● What is required
Records follow. Pull out every line that contains "forty".

Begin Records for the task

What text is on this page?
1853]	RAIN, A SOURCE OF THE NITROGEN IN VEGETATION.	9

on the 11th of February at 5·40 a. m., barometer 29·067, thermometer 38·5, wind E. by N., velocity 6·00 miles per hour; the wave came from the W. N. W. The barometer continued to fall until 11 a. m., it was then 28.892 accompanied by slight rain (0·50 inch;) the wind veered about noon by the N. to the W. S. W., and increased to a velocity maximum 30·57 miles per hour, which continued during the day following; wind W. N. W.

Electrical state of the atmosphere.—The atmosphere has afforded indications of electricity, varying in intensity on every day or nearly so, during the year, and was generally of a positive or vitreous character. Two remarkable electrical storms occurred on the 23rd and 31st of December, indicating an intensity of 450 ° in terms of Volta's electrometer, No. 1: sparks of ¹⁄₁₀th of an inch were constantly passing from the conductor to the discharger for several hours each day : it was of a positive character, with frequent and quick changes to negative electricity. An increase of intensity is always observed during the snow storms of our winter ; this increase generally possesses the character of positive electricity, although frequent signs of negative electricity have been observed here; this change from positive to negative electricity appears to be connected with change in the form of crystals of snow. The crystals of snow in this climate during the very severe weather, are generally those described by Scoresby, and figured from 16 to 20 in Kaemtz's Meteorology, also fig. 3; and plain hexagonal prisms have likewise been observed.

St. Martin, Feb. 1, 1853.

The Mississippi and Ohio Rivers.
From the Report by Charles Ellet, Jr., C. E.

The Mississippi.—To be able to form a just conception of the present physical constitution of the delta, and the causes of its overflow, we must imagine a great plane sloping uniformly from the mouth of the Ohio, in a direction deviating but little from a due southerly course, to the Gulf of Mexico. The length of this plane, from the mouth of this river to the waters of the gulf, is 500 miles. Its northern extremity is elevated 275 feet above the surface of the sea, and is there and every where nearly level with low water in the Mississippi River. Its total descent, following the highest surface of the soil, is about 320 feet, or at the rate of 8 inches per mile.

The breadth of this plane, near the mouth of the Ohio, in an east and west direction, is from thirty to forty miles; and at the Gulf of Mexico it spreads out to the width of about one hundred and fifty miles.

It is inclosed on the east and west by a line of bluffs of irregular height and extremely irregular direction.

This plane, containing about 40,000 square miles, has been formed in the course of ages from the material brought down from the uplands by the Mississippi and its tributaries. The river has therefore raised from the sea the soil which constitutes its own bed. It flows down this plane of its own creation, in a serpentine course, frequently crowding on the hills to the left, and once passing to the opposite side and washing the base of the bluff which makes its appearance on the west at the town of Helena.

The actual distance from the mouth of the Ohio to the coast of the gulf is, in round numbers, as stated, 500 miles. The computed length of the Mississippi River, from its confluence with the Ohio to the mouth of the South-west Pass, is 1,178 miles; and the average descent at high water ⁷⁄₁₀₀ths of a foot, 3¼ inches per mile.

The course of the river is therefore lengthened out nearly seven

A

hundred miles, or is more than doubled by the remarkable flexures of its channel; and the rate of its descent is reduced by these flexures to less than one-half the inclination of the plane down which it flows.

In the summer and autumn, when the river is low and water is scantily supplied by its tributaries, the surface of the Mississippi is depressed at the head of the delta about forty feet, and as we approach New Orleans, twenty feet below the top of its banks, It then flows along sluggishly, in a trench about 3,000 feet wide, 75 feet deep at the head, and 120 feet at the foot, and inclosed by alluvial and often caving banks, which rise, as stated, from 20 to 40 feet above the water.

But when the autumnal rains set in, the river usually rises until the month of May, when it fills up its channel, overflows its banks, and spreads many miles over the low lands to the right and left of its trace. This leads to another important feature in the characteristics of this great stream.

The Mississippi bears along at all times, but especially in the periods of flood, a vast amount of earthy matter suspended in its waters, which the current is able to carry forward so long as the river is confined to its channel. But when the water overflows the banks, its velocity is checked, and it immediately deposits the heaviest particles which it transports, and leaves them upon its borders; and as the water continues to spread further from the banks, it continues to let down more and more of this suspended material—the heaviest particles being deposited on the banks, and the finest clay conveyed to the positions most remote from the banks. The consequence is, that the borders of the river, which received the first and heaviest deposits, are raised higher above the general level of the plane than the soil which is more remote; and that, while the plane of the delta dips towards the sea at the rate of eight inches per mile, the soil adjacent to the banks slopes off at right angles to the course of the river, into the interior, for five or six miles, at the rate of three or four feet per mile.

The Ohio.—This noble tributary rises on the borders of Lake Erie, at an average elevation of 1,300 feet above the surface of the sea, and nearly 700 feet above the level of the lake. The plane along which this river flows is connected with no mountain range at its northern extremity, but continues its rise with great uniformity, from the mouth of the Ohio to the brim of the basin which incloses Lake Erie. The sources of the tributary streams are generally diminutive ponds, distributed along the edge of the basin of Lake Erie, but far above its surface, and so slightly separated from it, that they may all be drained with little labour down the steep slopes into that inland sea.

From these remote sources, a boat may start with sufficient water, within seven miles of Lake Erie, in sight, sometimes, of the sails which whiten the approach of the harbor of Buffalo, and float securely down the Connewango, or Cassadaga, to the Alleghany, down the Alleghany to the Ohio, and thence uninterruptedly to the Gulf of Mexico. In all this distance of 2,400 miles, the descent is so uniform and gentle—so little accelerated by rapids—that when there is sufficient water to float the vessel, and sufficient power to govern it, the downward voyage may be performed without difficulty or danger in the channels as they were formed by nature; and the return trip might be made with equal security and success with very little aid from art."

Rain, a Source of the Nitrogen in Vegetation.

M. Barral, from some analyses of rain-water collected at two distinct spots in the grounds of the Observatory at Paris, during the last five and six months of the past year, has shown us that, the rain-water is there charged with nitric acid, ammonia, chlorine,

End Records for the task

● Task result
The breadth of this plane, near the mouth of the Ohio, in an east and west direction, is from thirty to forty miles; and at the Gulf of Mexico it spreads out to the width of about one hundred and fifty miles.
In the summer and autumn, when the river is low and water is scantily supplied by its tributaries, the surface of the Mississippi is depressed at the head of the delta about forty feet, and as we approach New Orleans, twenty feet below the top of its banks, It then flows along sluggishly, in a trench about 3,000 feet wide, 75 feet deep at the head, and 120 feet at the foot, and inclosed by alluvial and often caving banks, which rise, as stated, from 20 to 40 feet above the water.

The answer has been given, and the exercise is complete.